15
May
Qubits technologies
Quantum computing has emerged as one of the most promising frontiers in computing technology, with the potential to revolutionize fields from cryptography to drug discovery. At the heart of this technological revolution lies the fundamental building block: the qubit. Unlike classical bits that can only be in a state of 0 or 1, qubits can exist in multiple states simultaneously through quantum superposition, enabling exponentially more powerful computations.
However, building reliable qubits presents enormous engineering challenges. Multiple competing technologies have emerged, each with unique approaches to creating and controlling these quantum states. This article explores the various qubit technologies currently being developed and compares their strengths, limitations, and potential for scaling up to practical quantum computers.
In theory, any physical system with two easily distinguishable quantum states can be used as a qubit. At its core, it’s just a matter of assigning the binary values 0 and 1 to two energy levels of a quantum system. While this idea is simple in principle, in practice it is extremely challenging. Quantum states are inherently fragile, and every implementation faces different limitations based on the specific physical system used.

^^^^

* [Written request]: Carry on the article on qubit technologies from its final sentence onward.

[Element and region listings]
^^^^

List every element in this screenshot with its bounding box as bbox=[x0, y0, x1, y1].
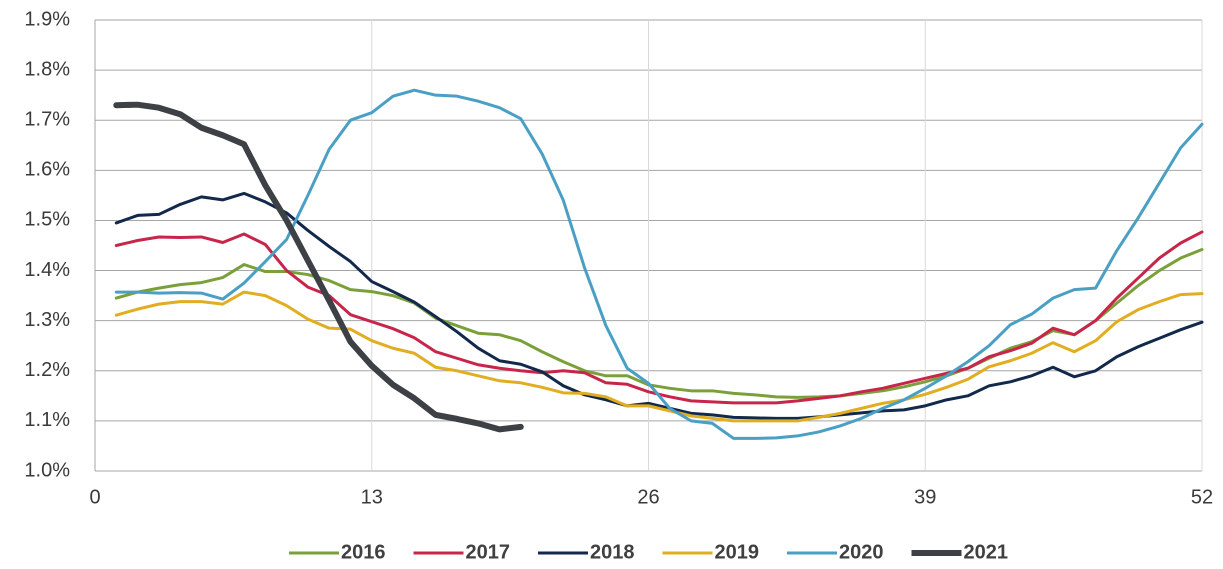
x-tick-label: 52 bbox=[1191, 486, 1213, 508]
y-tick-label: 1.4% bbox=[24, 259, 70, 281]
series-line bbox=[114, 290, 1204, 423]
series-line bbox=[113, 101, 524, 433]
y-tick-label: 1.3% bbox=[24, 309, 70, 331]
legend: 2016 2017 2018 2019 2020 2021 bbox=[289, 541, 1008, 563]
series-line bbox=[114, 88, 1204, 440]
y-tick-label: 1.2% bbox=[24, 359, 70, 381]
y-tick-label: 1.7% bbox=[24, 109, 70, 131]
x-tick-label: 26 bbox=[637, 486, 659, 508]
y-tick-label: 1.0% bbox=[24, 459, 70, 481]
x-tick-label: 0 bbox=[89, 486, 100, 508]
y-tick-label: 1.1% bbox=[24, 409, 70, 431]
series-line bbox=[114, 230, 1204, 405]
series-line bbox=[114, 191, 1204, 420]
y-tick-label: 1.9% bbox=[24, 8, 70, 30]
legend-label: 2021 bbox=[964, 541, 1009, 563]
legend-label: 2017 bbox=[466, 541, 511, 563]
x-tick-label: 13 bbox=[361, 486, 383, 508]
legend-label: 2018 bbox=[590, 541, 635, 563]
y-tick-label: 1.8% bbox=[24, 58, 70, 80]
legend-label: 2020 bbox=[839, 541, 884, 563]
y-tick-label: 1.5% bbox=[24, 209, 70, 231]
series-line bbox=[114, 248, 1204, 399]
x-tick-label: 39 bbox=[914, 486, 936, 508]
y-tick-label: 1.6% bbox=[24, 159, 70, 181]
legend-label: 2016 bbox=[341, 541, 386, 563]
legend-label: 2019 bbox=[715, 541, 760, 563]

^^^^

* [Result of this task]:
To choose the right type of qubit, several important criteria must be considered:
- Operation speed – how quickly can quantum gates be executed?
- Fidelity – how precise and error-free are these operations?
- Manufacturability – how complex or costly is it to build these qubits?
- Control – how can we manipulate and read the quantum state?
- Scalability – how feasible is it to integrate more qubits on a single chip?
- Error resilience – how robust are the qubits against decoherence and noise?
In short, there are many ways to create qubits that are promising candidates, however, every technology has its perks and weaknesses, and to this day, no implementation has gained the ultimate upper hand. In the figure below, I listed the most pursued approaches, showing why they are believed to be promising for the future of quantum computing via a comparison among some of the most relevant features a QC would need to scale up. That being said, this is a very technical problem (mostly) on the hardware level, and trying to guess which technology will ultimately prevail is an almost impossible task.
Comparison of different qubits technologies highlighting their edges and weaknesses, inspired by Mckinsey.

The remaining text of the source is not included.